(WRITTEN INSTRUCTION):
Will you write out the data exactly, excluding every picture?

**** EXTRACTED RECORDS ****

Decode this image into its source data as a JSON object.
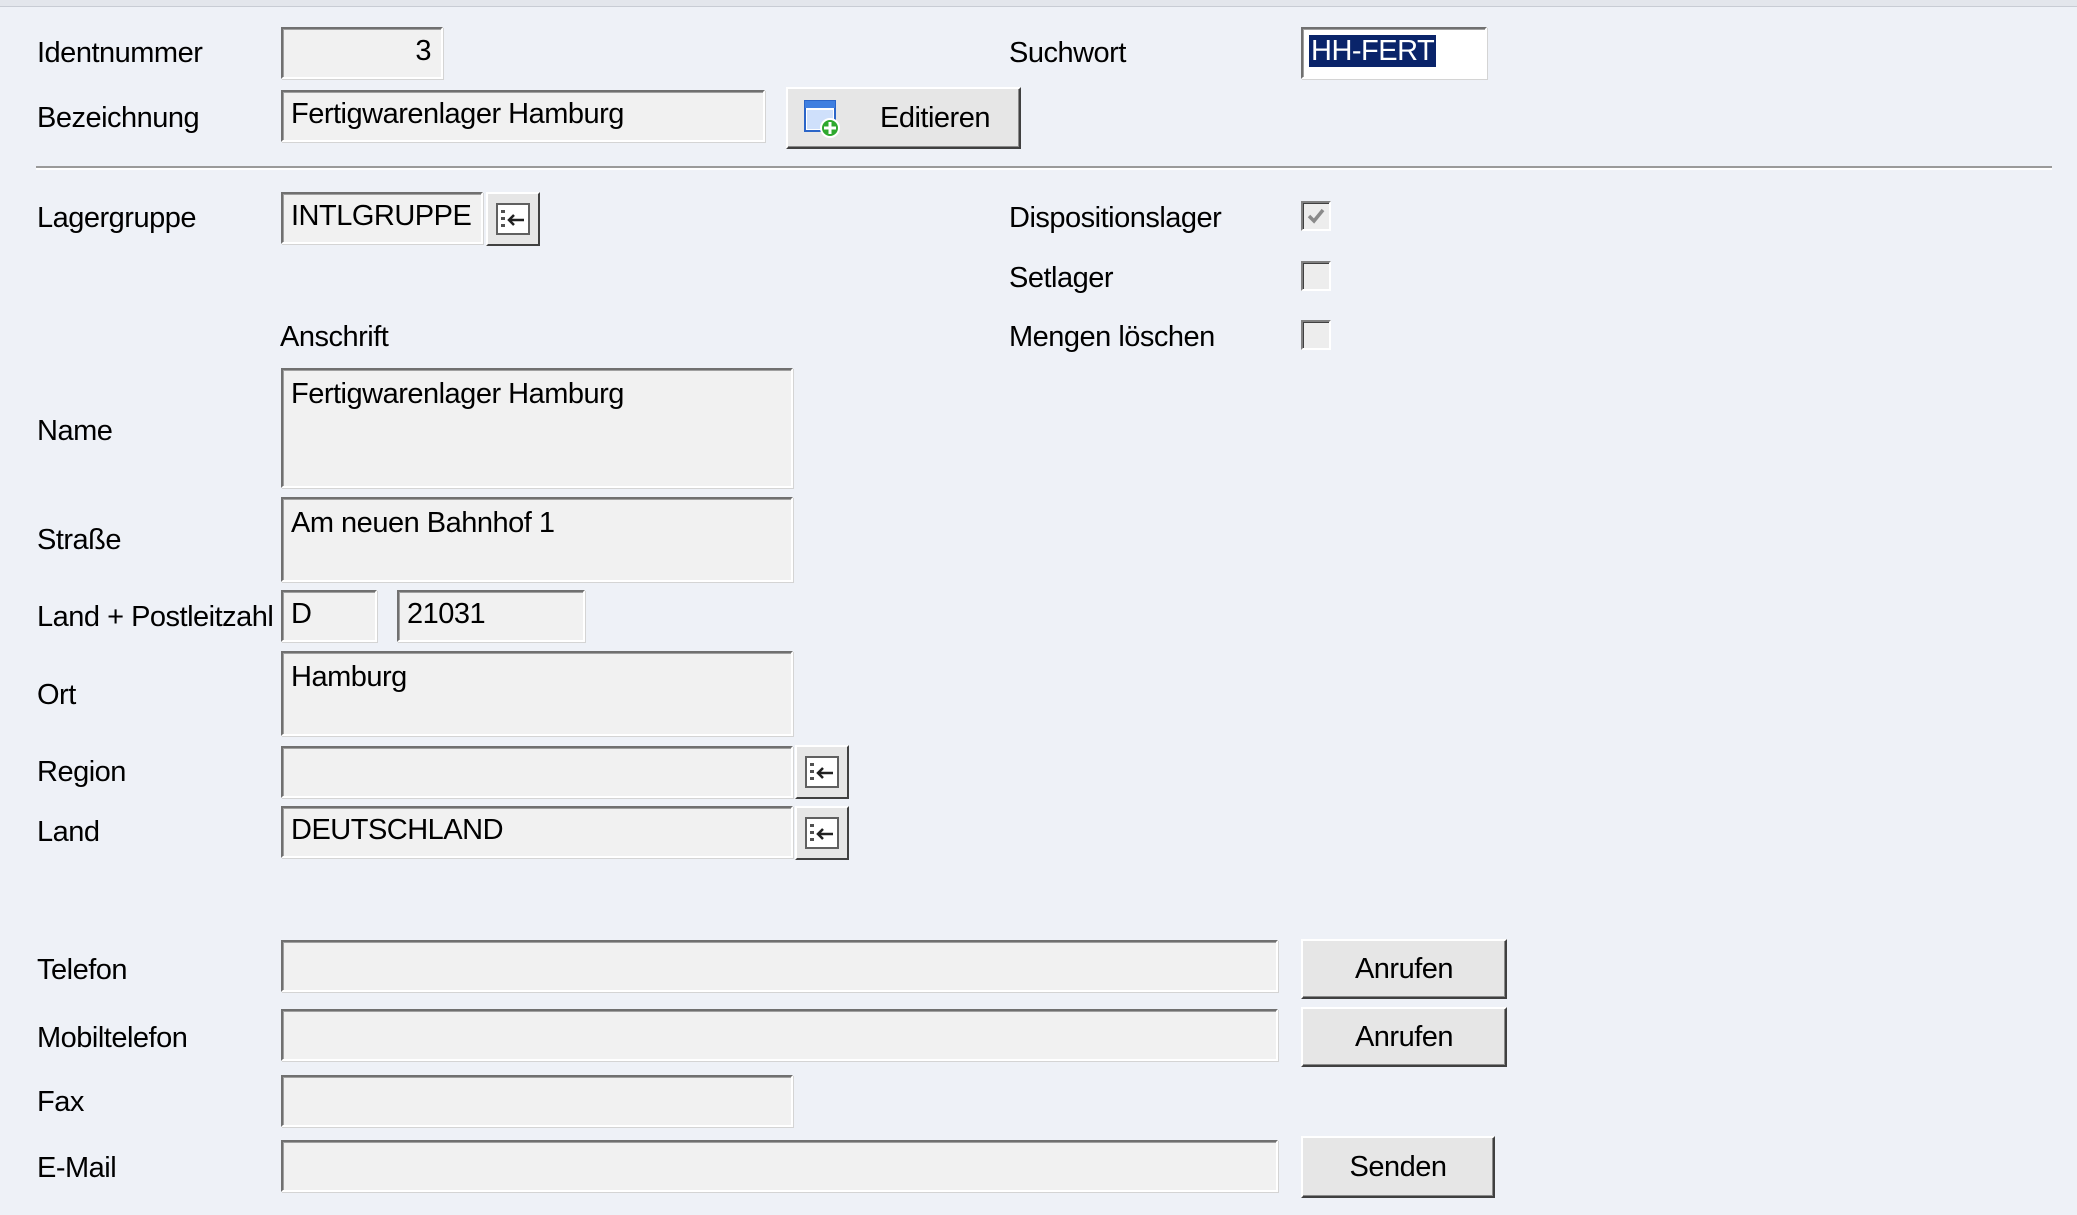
{
  "header": {
    "identnummer_label": "Identnummer",
    "identnummer_value": "3",
    "bezeichnung_label": "Bezeichnung",
    "bezeichnung_value": "Fertigwarenlager Hamburg",
    "edit_button_label": "Editieren",
    "suchwort_label": "Suchwort",
    "suchwort_value": "HH-FERT"
  },
  "general": {
    "lagergruppe_label": "Lagergruppe",
    "lagergruppe_value": "INTLGRUPPE",
    "dispositionslager_label": "Dispositionslager",
    "dispositionslager_checked": true,
    "setlager_label": "Setlager",
    "setlager_checked": false,
    "mengen_loeschen_label": "Mengen löschen",
    "mengen_loeschen_checked": false
  },
  "address": {
    "section_label": "Anschrift",
    "name_label": "Name",
    "name_value": "Fertigwarenlager Hamburg",
    "strasse_label": "Straße",
    "strasse_value": "Am neuen Bahnhof 1",
    "land_plz_label": "Land + Postleitzahl",
    "land_code_value": "D",
    "plz_value": "21031",
    "ort_label": "Ort",
    "ort_value": "Hamburg",
    "region_label": "Region",
    "region_value": "",
    "land_label": "Land",
    "land_value": "DEUTSCHLAND"
  },
  "contact": {
    "telefon_label": "Telefon",
    "telefon_value": "",
    "telefon_button": "Anrufen",
    "mobil_label": "Mobiltelefon",
    "mobil_value": "",
    "mobil_button": "Anrufen",
    "fax_label": "Fax",
    "fax_value": "",
    "email_label": "E-Mail",
    "email_value": "",
    "email_button": "Senden"
  },
  "colors": {
    "background": "#eef1f7",
    "field_background": "#f1f1f1",
    "selection": "#0a246a"
  }
}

****

(FINISHED TASK):
Decode this image into its source data as a JSON object.
{
  "header": {
    "identnummer_label": "Identnummer",
    "identnummer_value": "3",
    "bezeichnung_label": "Bezeichnung",
    "bezeichnung_value": "Fertigwarenlager Hamburg",
    "edit_button_label": "Editieren",
    "suchwort_label": "Suchwort",
    "suchwort_value": "HH-FERT"
  },
  "general": {
    "lagergruppe_label": "Lagergruppe",
    "lagergruppe_value": "INTLGRUPPE",
    "dispositionslager_label": "Dispositionslager",
    "dispositionslager_checked": true,
    "setlager_label": "Setlager",
    "setlager_checked": false,
    "mengen_loeschen_label": "Mengen löschen",
    "mengen_loeschen_checked": false
  },
  "address": {
    "section_label": "Anschrift",
    "name_label": "Name",
    "name_value": "Fertigwarenlager Hamburg",
    "strasse_label": "Straße",
    "strasse_value": "Am neuen Bahnhof 1",
    "land_plz_label": "Land + Postleitzahl",
    "land_code_value": "D",
    "plz_value": "21031",
    "ort_label": "Ort",
    "ort_value": "Hamburg",
    "region_label": "Region",
    "region_value": "",
    "land_label": "Land",
    "land_value": "DEUTSCHLAND"
  },
  "contact": {
    "telefon_label": "Telefon",
    "telefon_value": "",
    "telefon_button": "Anrufen",
    "mobil_label": "Mobiltelefon",
    "mobil_value": "",
    "mobil_button": "Anrufen",
    "fax_label": "Fax",
    "fax_value": "",
    "email_label": "E-Mail",
    "email_value": "",
    "email_button": "Senden"
  },
  "colors": {
    "background": "#eef1f7",
    "field_background": "#f1f1f1",
    "selection": "#0a246a"
  }
}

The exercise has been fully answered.